→ What the task asks:
Tally up the lines that include "selected" and state that number by itself.

→ Dataset records:

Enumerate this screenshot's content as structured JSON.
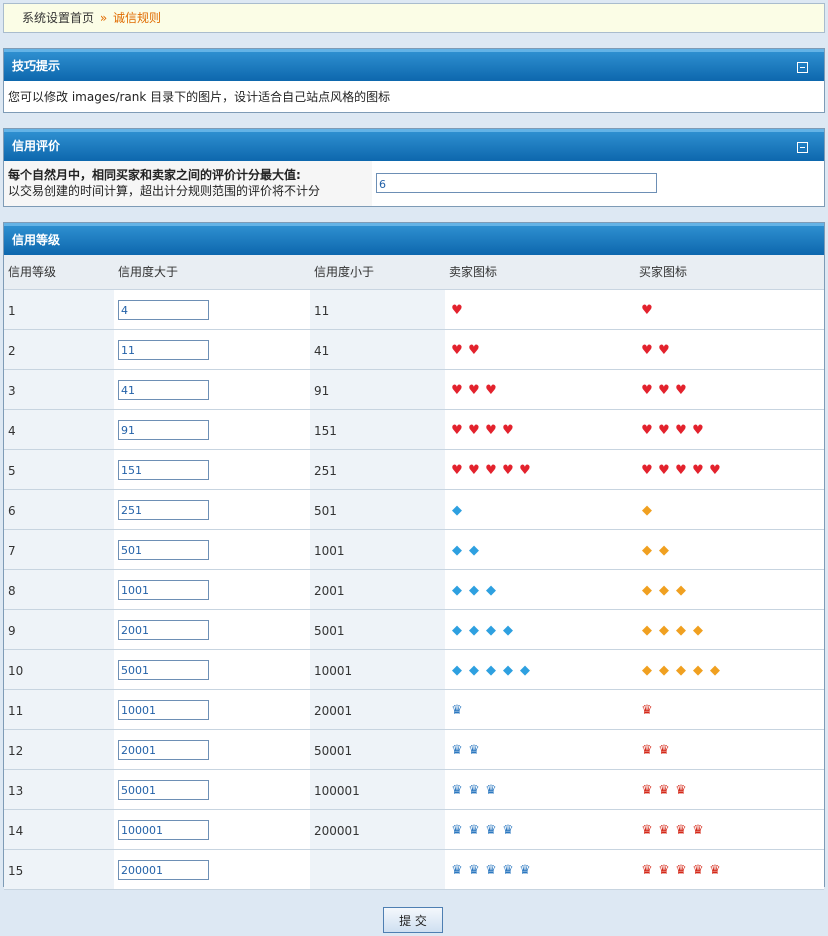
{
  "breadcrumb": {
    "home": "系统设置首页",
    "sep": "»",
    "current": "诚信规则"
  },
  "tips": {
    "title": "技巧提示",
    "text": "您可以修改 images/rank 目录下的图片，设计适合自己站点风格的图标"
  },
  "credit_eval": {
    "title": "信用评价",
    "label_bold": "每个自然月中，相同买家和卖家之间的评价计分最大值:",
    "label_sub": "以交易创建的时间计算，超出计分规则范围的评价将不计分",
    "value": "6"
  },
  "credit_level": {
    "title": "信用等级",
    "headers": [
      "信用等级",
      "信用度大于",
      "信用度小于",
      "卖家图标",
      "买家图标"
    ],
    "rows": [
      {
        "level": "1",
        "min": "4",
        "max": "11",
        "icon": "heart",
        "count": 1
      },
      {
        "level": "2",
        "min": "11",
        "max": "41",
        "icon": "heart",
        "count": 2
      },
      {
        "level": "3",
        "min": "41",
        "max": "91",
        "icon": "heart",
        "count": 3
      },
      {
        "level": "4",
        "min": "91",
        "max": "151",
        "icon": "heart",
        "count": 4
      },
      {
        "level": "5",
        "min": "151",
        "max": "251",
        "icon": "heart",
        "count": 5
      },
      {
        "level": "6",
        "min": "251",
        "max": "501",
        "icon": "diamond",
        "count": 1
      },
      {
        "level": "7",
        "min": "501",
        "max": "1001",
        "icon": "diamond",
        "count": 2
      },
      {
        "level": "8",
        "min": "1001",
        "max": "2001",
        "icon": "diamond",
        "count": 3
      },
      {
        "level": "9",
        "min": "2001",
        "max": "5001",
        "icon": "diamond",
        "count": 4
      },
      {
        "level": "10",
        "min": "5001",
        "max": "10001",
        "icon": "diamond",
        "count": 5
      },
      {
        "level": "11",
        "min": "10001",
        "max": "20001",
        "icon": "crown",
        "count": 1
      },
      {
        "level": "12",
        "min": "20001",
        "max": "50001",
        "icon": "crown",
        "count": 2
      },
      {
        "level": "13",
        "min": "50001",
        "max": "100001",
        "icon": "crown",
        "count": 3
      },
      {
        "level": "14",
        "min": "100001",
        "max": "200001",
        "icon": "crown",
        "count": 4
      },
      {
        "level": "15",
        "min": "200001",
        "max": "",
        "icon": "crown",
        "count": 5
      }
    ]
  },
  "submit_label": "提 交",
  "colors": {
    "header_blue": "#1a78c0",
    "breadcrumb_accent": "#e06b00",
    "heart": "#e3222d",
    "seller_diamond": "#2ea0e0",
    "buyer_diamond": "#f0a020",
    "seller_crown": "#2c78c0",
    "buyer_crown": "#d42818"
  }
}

--

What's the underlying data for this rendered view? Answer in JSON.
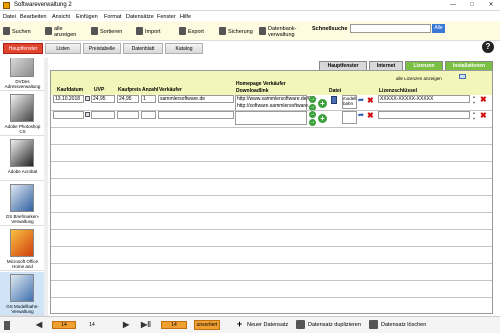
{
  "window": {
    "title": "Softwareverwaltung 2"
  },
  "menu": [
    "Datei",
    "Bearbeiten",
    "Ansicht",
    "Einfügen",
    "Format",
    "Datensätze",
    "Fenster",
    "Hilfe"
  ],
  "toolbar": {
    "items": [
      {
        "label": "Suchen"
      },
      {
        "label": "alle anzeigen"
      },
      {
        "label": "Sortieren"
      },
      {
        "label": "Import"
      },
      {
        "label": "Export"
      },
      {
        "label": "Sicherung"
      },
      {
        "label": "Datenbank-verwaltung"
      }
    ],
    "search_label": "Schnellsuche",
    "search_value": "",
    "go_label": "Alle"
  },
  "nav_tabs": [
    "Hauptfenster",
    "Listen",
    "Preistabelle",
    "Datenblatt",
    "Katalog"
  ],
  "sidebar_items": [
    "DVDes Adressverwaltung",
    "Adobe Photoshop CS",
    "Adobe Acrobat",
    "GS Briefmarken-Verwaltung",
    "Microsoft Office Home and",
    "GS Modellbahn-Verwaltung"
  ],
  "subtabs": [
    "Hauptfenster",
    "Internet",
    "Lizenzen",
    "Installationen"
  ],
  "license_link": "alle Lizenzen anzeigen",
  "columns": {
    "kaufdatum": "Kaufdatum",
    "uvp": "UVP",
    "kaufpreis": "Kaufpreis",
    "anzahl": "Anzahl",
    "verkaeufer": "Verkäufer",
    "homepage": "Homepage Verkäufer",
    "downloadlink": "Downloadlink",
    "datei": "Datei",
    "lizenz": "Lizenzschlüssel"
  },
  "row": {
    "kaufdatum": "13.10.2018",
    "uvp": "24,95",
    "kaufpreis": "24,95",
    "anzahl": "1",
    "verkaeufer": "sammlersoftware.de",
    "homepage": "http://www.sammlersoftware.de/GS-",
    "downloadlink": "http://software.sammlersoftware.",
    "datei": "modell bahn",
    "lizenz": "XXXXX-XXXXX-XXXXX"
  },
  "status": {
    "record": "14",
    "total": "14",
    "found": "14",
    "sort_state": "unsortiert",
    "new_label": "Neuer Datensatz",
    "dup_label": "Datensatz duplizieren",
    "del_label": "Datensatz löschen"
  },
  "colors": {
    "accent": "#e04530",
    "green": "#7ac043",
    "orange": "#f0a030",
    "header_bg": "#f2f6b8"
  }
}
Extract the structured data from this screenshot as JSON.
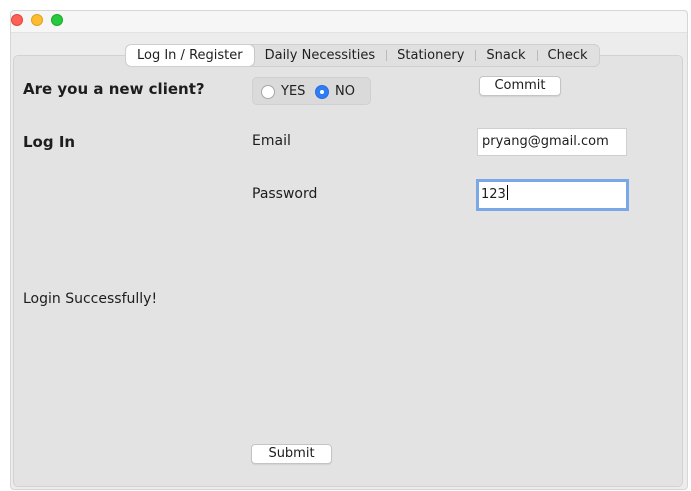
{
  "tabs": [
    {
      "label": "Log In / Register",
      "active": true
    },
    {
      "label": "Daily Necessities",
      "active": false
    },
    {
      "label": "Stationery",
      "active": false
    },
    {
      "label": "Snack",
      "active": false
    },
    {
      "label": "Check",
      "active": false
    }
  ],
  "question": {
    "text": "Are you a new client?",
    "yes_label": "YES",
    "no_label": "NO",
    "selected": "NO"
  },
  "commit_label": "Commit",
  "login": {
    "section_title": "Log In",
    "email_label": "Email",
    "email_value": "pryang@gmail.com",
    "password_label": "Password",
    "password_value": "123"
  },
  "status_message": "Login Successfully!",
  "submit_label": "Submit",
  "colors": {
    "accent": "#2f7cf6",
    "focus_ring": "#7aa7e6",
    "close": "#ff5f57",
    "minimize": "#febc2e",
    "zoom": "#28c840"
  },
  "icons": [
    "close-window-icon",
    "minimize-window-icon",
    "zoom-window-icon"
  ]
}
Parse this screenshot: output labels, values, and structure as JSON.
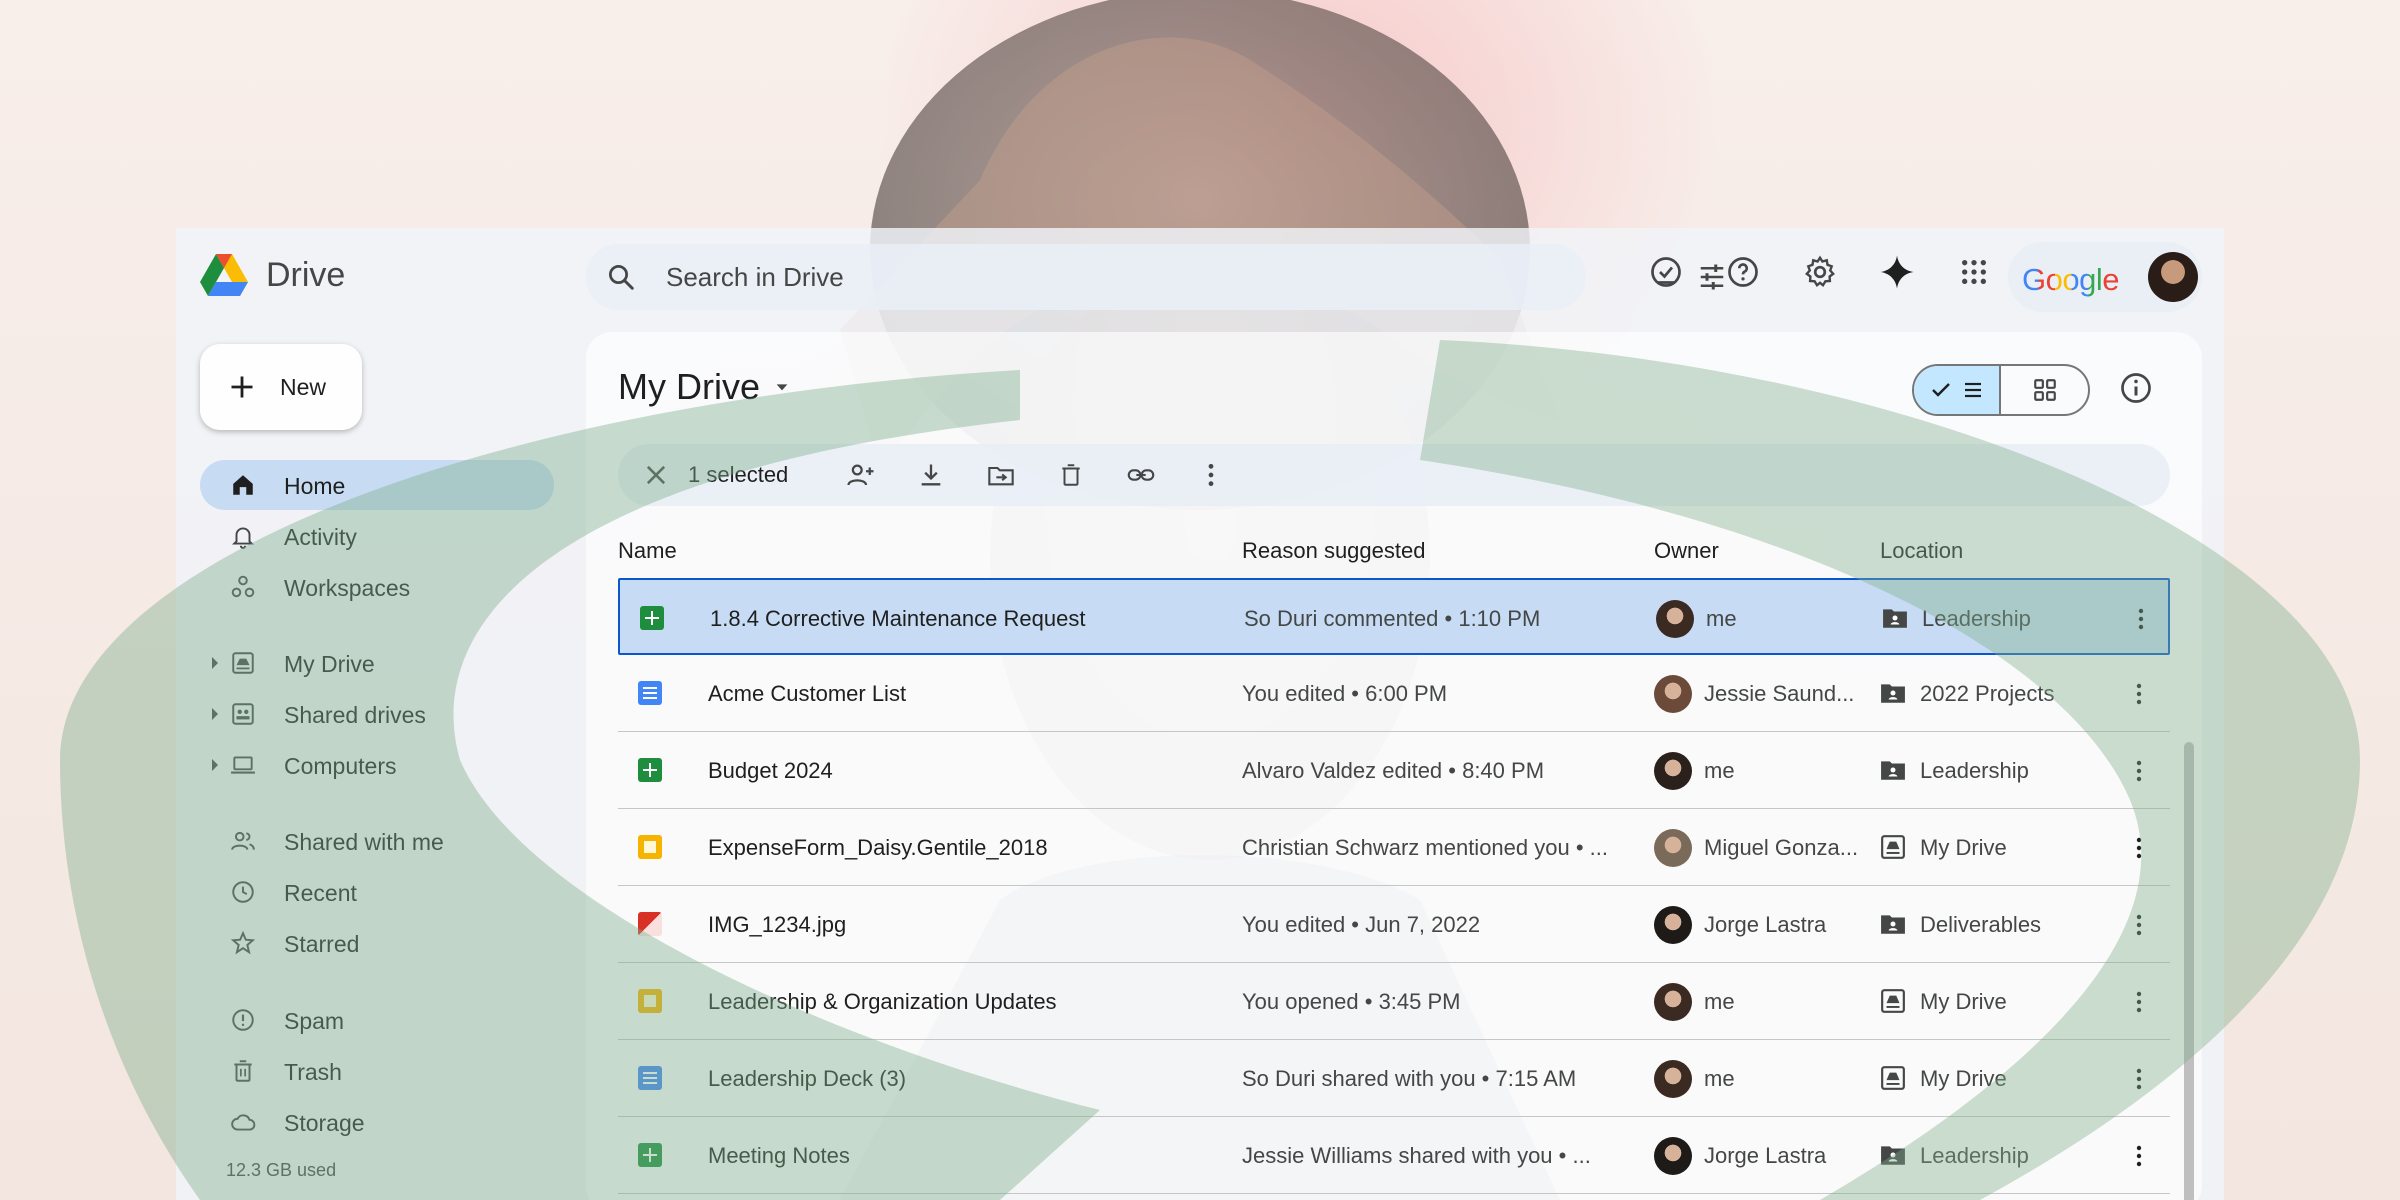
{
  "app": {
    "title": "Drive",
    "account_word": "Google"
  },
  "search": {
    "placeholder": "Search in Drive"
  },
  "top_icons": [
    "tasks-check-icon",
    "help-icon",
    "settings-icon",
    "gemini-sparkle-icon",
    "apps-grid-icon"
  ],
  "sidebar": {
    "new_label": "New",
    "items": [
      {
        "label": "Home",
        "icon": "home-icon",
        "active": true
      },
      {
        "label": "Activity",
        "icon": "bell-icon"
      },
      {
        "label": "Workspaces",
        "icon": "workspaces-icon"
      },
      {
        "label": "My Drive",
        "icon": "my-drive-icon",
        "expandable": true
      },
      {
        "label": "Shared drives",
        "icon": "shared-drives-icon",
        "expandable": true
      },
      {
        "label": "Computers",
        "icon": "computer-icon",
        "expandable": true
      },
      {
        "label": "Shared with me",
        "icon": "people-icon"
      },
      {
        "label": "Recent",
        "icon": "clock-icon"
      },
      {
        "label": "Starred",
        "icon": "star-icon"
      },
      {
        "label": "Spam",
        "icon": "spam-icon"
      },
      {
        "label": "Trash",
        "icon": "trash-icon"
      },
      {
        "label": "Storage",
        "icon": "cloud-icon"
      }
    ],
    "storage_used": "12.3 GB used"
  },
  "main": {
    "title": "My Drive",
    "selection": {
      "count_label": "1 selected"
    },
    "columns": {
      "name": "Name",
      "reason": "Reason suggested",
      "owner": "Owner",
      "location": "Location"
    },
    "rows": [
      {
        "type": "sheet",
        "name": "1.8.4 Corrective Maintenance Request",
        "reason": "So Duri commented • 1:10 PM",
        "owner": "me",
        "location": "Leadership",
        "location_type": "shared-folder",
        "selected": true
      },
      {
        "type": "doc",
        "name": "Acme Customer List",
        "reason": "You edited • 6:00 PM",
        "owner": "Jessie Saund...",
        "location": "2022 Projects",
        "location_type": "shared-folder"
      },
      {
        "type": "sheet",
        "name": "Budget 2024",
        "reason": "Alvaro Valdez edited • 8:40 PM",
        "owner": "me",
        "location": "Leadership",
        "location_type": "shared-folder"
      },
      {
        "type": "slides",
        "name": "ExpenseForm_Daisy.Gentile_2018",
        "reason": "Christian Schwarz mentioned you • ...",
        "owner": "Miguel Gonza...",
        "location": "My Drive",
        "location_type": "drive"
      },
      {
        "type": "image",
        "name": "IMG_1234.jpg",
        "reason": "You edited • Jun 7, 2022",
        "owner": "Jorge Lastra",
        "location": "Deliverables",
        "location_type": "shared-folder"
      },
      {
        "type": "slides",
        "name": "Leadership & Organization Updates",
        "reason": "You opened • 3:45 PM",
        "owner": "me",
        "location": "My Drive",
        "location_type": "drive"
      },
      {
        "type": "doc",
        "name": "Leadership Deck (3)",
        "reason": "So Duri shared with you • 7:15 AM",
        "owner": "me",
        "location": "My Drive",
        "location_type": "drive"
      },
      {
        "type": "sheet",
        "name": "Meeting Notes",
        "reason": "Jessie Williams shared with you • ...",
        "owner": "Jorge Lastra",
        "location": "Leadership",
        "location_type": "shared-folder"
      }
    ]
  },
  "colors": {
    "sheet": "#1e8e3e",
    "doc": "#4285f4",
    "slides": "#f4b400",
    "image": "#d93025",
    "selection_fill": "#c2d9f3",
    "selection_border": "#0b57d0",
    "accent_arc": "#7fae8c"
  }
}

→ The solution:
3